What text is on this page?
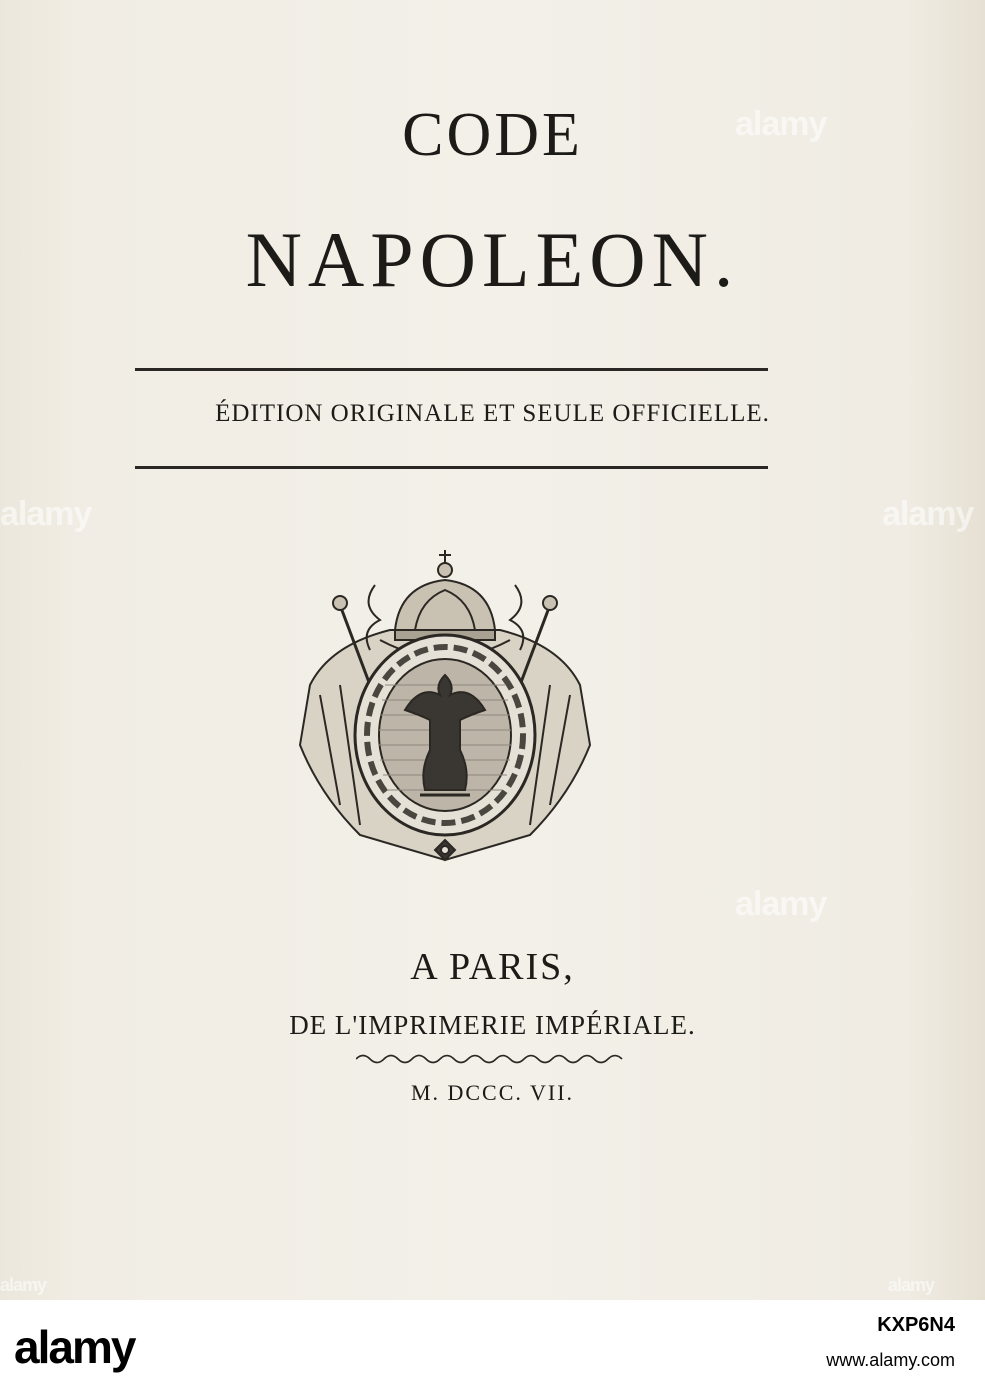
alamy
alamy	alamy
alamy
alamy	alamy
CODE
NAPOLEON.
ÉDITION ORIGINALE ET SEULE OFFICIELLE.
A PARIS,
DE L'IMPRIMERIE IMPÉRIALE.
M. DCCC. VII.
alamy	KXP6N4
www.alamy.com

--*--

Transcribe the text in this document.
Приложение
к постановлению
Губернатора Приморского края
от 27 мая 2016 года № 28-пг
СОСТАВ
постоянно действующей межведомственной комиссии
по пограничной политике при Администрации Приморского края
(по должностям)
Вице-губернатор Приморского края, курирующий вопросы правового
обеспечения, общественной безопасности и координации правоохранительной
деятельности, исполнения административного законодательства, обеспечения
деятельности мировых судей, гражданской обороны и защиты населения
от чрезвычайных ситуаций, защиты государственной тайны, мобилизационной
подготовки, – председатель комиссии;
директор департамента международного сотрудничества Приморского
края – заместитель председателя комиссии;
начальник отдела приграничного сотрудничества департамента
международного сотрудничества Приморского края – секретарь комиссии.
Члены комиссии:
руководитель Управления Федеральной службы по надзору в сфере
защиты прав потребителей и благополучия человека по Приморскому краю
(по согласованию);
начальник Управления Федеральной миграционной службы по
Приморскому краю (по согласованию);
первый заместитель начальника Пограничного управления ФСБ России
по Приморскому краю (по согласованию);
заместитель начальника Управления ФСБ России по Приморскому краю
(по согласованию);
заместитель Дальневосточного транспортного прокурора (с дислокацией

--*--

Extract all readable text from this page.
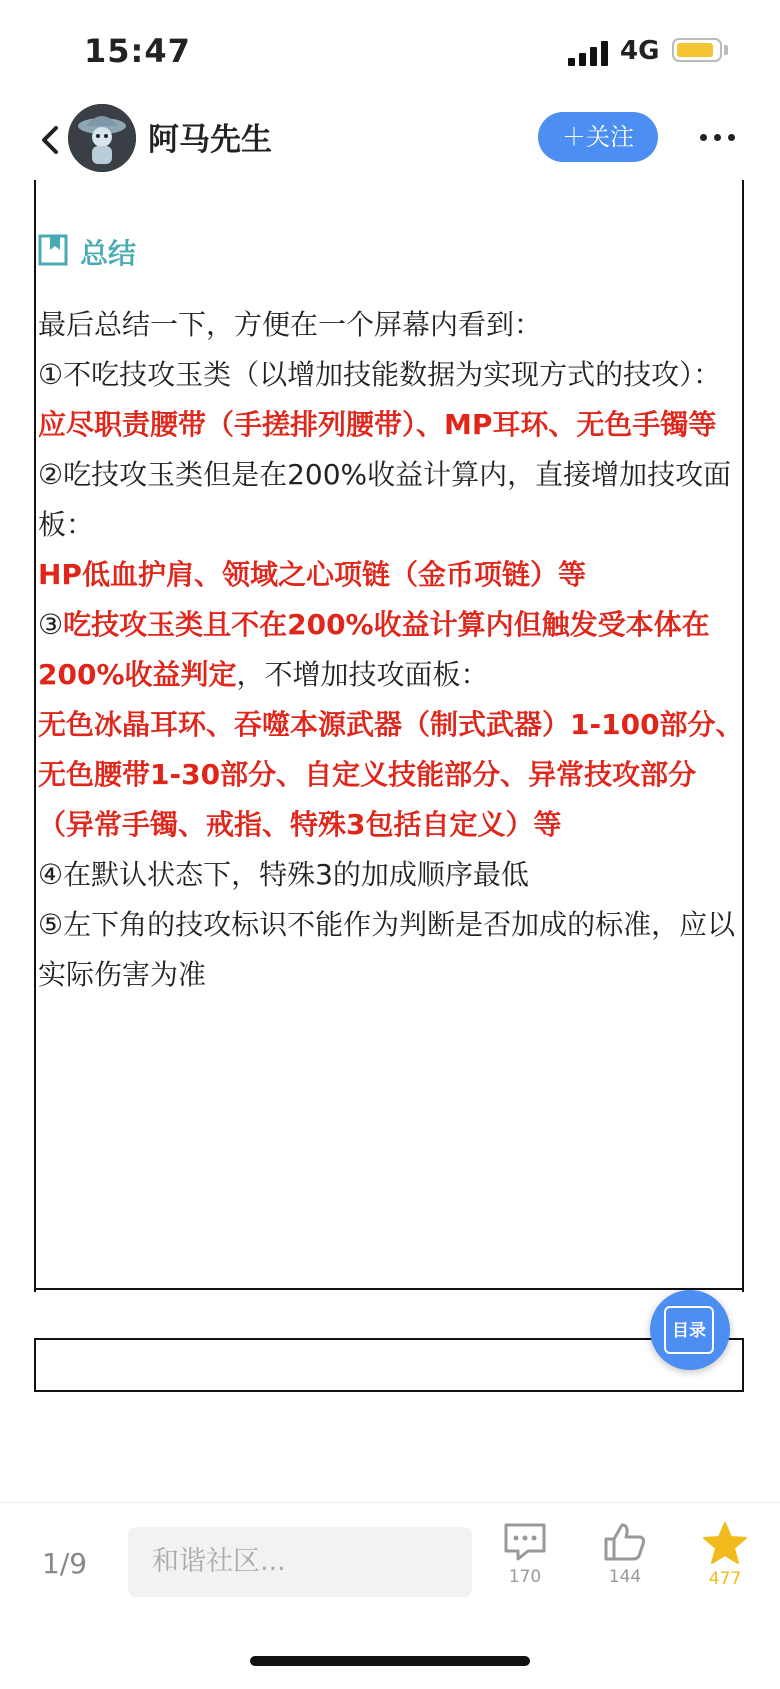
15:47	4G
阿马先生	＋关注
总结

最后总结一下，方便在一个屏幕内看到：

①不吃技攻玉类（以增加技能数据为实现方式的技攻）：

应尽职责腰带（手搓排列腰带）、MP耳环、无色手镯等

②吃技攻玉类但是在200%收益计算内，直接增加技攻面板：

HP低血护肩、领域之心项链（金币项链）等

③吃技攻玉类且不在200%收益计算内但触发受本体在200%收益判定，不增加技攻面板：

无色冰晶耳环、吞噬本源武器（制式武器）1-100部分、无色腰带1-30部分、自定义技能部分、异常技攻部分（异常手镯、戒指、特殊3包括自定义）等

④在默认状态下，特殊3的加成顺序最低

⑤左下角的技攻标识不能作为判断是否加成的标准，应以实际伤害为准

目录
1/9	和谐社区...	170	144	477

--*--

TASK TO COMPLETE: Pull out every line holding "департамента" from the records above, and copy it.

RIGHT ANSWER:
директор департамента международного сотрудничества Приморского
начальник отдела приграничного сотрудничества департамента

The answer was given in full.